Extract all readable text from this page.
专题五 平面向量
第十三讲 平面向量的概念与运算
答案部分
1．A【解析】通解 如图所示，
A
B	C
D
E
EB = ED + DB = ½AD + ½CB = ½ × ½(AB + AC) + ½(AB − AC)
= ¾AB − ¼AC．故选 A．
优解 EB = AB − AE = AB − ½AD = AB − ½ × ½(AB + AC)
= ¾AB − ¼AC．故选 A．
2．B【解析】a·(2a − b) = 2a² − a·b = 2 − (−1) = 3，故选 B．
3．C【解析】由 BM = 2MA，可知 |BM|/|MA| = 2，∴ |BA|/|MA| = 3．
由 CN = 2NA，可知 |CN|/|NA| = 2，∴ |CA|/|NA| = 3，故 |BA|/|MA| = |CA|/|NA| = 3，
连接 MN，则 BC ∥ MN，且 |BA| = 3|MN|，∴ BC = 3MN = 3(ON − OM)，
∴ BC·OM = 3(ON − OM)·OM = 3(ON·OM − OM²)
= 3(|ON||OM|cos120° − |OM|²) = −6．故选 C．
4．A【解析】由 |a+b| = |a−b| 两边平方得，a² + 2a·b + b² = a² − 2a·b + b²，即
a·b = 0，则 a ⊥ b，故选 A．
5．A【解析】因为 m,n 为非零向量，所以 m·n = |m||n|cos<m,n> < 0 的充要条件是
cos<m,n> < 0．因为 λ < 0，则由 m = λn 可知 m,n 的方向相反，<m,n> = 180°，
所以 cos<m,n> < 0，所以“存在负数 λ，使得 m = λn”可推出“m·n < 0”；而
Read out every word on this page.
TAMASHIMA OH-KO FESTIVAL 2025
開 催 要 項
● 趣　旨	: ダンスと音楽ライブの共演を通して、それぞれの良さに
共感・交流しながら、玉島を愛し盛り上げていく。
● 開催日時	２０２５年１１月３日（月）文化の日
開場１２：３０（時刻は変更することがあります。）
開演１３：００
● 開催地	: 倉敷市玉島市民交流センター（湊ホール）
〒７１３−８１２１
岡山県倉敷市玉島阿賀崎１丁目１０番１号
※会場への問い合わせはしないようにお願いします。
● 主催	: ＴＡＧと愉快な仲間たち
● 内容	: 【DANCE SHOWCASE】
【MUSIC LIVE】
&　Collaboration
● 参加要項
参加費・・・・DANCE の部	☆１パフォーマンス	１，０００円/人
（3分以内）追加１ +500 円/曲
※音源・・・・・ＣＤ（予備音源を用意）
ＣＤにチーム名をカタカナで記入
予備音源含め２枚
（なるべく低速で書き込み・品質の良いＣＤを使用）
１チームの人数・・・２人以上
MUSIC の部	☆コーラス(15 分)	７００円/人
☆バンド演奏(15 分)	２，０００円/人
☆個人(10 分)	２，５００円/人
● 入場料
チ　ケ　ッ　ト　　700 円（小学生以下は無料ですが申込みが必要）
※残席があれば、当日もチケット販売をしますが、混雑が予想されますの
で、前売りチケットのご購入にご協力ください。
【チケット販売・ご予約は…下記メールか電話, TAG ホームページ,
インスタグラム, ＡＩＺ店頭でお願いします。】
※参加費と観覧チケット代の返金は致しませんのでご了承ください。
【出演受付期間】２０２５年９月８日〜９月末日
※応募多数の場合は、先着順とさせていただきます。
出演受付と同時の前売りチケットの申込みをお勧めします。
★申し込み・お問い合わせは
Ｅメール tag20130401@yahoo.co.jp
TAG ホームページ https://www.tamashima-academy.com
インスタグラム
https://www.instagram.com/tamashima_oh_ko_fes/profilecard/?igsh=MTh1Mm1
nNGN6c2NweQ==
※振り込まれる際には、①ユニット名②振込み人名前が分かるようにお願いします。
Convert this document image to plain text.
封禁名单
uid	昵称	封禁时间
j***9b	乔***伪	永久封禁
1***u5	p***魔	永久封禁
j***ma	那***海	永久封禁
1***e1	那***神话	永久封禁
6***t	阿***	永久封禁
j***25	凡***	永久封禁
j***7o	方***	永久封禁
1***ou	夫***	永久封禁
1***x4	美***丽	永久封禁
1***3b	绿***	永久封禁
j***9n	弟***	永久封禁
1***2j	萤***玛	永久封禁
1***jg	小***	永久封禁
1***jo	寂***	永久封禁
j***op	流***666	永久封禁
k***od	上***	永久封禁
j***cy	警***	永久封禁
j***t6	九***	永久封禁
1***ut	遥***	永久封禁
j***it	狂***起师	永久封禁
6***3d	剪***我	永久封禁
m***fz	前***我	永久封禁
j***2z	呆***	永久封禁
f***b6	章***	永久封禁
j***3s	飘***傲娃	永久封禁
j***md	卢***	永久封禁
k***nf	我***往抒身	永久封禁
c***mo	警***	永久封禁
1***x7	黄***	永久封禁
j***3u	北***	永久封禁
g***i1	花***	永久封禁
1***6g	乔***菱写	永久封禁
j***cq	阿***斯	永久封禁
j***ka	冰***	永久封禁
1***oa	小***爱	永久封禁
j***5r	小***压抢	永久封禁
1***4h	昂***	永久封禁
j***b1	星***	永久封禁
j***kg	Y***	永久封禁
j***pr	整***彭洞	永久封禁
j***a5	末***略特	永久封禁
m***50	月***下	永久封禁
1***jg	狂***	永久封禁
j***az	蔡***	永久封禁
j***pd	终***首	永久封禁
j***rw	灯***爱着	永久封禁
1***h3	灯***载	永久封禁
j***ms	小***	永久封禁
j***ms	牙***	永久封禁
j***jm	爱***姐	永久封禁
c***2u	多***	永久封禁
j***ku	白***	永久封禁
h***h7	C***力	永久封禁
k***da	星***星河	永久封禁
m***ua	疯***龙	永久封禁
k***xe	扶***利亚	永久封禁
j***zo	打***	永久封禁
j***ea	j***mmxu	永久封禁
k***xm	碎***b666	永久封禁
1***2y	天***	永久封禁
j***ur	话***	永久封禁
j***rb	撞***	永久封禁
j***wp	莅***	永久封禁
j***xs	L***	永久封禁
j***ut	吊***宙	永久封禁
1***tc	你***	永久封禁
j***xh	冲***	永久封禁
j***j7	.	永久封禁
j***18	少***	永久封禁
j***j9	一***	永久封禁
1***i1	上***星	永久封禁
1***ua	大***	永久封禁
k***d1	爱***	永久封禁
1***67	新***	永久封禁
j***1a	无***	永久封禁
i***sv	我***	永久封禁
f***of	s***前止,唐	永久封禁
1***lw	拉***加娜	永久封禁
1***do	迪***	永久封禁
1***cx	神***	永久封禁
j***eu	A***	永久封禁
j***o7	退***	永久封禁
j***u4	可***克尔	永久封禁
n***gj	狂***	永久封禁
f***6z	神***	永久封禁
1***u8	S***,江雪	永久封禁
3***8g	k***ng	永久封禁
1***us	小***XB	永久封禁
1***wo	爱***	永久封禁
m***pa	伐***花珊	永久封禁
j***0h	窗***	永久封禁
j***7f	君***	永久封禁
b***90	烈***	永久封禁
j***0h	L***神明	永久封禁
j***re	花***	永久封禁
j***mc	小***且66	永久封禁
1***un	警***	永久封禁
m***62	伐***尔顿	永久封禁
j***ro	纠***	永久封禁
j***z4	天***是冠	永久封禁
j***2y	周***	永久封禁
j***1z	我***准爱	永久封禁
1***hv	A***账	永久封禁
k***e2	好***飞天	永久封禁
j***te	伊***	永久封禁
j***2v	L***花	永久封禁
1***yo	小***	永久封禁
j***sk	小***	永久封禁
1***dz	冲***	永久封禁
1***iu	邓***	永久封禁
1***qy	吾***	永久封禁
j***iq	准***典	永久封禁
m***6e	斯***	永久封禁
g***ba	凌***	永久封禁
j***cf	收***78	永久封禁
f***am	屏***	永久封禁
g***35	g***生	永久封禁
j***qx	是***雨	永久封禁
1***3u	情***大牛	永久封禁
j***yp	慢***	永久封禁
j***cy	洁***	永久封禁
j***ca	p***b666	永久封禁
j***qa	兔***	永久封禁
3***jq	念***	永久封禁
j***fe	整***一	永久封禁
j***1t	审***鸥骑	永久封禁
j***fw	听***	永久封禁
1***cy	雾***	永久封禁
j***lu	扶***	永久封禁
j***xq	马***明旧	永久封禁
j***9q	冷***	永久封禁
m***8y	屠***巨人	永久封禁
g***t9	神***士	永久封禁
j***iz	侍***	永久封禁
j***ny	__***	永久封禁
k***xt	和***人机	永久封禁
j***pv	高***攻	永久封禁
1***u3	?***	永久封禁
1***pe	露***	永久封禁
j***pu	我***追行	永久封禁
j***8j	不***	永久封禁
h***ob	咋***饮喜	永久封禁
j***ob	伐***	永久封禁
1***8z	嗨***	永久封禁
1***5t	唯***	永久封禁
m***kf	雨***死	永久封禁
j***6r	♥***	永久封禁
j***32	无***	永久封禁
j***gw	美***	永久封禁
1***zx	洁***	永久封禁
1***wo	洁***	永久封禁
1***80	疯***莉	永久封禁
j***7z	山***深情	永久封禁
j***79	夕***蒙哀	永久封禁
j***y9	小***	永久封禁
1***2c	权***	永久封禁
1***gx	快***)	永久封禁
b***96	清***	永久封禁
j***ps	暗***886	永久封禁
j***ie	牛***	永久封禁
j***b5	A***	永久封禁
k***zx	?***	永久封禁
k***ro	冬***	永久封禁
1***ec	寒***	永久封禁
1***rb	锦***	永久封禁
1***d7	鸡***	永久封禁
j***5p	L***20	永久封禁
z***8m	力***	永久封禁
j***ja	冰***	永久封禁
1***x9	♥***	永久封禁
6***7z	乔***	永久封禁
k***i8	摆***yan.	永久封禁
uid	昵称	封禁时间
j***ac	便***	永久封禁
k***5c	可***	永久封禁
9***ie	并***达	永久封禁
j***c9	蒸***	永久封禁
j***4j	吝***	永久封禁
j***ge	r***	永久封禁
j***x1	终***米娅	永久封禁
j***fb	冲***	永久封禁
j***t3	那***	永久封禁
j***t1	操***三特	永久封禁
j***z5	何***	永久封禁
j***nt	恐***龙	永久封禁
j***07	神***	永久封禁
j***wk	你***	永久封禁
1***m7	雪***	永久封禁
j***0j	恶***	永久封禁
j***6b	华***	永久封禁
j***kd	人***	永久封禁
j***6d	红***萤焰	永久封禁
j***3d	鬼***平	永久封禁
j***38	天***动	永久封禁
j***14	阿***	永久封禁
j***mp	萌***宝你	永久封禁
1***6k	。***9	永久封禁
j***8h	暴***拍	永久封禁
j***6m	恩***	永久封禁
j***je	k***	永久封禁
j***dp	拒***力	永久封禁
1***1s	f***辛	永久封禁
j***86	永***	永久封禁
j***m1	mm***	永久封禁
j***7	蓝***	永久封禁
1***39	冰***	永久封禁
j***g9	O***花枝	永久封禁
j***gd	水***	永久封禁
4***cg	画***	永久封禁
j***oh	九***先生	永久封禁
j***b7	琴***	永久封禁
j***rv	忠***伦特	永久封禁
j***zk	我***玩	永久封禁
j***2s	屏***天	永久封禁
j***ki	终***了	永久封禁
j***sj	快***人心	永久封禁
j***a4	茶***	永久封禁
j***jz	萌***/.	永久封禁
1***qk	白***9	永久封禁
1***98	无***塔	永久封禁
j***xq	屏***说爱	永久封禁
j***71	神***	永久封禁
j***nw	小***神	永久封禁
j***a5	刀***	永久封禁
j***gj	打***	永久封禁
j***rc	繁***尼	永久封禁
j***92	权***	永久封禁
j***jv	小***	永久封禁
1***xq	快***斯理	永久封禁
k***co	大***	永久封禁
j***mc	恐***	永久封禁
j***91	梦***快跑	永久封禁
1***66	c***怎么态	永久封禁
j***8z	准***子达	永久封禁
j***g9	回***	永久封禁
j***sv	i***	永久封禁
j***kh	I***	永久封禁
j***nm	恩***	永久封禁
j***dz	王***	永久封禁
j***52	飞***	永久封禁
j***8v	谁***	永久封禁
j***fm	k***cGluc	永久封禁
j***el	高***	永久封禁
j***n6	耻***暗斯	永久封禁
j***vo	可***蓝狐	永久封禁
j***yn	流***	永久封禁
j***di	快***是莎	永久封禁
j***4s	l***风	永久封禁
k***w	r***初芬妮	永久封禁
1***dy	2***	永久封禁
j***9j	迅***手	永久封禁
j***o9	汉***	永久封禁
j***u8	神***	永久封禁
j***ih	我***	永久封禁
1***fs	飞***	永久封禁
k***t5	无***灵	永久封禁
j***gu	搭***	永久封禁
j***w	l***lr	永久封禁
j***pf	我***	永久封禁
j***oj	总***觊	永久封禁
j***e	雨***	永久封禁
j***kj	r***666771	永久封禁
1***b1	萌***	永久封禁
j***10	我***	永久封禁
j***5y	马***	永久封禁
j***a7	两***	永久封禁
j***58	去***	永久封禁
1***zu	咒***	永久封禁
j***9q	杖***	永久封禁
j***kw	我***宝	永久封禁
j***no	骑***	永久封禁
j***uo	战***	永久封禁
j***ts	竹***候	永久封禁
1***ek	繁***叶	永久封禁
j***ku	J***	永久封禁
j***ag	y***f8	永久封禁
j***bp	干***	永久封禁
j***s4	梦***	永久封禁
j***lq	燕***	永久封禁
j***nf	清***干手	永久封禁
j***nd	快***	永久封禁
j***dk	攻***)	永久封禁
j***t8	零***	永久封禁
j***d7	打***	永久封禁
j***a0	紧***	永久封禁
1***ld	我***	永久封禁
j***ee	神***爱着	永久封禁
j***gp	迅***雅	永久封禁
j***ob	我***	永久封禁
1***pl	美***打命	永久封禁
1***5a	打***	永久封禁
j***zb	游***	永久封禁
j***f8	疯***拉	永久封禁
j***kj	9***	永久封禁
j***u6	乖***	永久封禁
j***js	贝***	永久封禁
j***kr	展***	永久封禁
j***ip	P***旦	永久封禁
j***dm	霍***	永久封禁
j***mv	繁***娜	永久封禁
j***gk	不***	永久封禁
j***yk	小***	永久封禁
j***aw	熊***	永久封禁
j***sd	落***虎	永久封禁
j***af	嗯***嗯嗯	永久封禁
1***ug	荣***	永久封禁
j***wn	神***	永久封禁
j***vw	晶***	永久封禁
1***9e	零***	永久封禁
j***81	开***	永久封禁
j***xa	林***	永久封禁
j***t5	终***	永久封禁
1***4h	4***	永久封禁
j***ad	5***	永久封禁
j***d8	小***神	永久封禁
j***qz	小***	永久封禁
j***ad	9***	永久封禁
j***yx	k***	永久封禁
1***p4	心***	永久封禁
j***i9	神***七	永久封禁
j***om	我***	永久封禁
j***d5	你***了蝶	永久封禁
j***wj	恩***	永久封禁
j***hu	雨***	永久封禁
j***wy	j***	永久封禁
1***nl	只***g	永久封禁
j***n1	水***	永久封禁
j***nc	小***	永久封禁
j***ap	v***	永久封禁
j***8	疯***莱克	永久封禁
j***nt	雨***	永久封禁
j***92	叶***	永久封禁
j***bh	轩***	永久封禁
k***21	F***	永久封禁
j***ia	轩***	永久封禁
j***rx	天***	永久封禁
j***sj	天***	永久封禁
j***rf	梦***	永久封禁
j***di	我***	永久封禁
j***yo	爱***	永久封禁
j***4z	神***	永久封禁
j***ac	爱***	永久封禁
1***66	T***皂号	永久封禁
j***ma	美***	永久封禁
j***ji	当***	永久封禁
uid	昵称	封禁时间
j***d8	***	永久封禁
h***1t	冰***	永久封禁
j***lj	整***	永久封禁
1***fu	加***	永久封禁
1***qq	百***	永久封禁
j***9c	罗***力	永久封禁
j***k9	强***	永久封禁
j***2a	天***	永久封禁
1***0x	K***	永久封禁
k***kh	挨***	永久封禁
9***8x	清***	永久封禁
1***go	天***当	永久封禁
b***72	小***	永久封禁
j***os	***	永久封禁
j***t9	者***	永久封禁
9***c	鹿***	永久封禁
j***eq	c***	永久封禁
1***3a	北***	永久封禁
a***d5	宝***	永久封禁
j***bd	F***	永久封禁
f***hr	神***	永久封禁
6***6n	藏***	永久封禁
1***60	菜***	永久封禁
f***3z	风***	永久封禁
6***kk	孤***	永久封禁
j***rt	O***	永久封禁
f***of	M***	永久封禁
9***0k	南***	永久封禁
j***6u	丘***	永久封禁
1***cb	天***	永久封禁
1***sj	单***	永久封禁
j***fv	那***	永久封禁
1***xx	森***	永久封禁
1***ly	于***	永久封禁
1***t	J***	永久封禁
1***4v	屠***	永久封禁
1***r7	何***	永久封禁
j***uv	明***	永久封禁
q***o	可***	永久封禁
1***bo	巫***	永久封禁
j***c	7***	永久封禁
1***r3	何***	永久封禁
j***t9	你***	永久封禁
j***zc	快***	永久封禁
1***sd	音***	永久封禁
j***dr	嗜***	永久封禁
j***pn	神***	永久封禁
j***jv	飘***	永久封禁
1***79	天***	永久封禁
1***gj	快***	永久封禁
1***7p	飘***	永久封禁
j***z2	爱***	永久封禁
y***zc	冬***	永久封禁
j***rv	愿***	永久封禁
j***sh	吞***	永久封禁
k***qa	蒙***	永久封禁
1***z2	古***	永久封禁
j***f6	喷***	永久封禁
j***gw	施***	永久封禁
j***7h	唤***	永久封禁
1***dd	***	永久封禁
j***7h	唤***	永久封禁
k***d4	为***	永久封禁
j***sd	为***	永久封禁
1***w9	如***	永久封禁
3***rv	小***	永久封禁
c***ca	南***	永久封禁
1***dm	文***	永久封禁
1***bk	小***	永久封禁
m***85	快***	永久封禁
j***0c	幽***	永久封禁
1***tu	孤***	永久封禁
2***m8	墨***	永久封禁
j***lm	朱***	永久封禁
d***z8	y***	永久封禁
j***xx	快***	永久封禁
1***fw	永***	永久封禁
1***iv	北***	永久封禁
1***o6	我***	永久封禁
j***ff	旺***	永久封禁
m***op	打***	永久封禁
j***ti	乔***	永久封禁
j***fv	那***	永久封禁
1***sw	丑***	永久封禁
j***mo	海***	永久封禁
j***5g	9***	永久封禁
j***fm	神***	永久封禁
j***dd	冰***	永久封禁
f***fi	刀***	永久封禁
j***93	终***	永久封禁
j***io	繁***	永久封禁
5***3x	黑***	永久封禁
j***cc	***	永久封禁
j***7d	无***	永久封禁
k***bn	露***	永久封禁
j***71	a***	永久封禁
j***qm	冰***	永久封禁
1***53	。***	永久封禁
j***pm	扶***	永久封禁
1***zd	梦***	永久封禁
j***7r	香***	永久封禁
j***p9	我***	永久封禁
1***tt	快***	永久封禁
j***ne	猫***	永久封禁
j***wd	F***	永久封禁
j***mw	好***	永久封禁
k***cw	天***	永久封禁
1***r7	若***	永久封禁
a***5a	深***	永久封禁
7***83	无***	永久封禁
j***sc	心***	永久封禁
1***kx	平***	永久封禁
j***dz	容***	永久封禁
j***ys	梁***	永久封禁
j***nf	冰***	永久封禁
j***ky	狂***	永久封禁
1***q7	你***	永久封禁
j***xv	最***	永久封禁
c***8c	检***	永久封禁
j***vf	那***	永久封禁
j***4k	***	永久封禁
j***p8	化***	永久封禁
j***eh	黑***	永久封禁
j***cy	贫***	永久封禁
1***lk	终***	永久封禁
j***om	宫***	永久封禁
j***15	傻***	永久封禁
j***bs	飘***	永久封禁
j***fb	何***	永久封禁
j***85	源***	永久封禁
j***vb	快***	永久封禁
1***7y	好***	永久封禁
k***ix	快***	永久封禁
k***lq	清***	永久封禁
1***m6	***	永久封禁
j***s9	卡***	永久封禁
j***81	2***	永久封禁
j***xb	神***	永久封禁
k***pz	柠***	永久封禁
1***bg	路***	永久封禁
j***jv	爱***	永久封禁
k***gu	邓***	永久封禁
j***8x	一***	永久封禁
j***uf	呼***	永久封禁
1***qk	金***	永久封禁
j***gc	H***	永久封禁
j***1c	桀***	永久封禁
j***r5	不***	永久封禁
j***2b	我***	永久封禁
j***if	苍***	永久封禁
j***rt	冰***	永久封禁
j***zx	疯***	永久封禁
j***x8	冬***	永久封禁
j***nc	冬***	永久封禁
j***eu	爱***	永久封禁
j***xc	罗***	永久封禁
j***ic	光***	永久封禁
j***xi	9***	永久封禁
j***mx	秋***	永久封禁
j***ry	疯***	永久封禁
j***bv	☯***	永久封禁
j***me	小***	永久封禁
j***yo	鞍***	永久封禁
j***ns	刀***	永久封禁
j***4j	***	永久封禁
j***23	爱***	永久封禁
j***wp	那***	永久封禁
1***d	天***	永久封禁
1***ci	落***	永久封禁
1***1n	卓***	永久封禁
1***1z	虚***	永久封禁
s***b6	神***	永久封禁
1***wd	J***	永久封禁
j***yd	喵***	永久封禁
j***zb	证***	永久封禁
----
> _Work to be completed_: Read through the lines above and collect those that contain the string "text".

> _Full answer_:
Extract all readable text from this page.
Convert this document image to plain text.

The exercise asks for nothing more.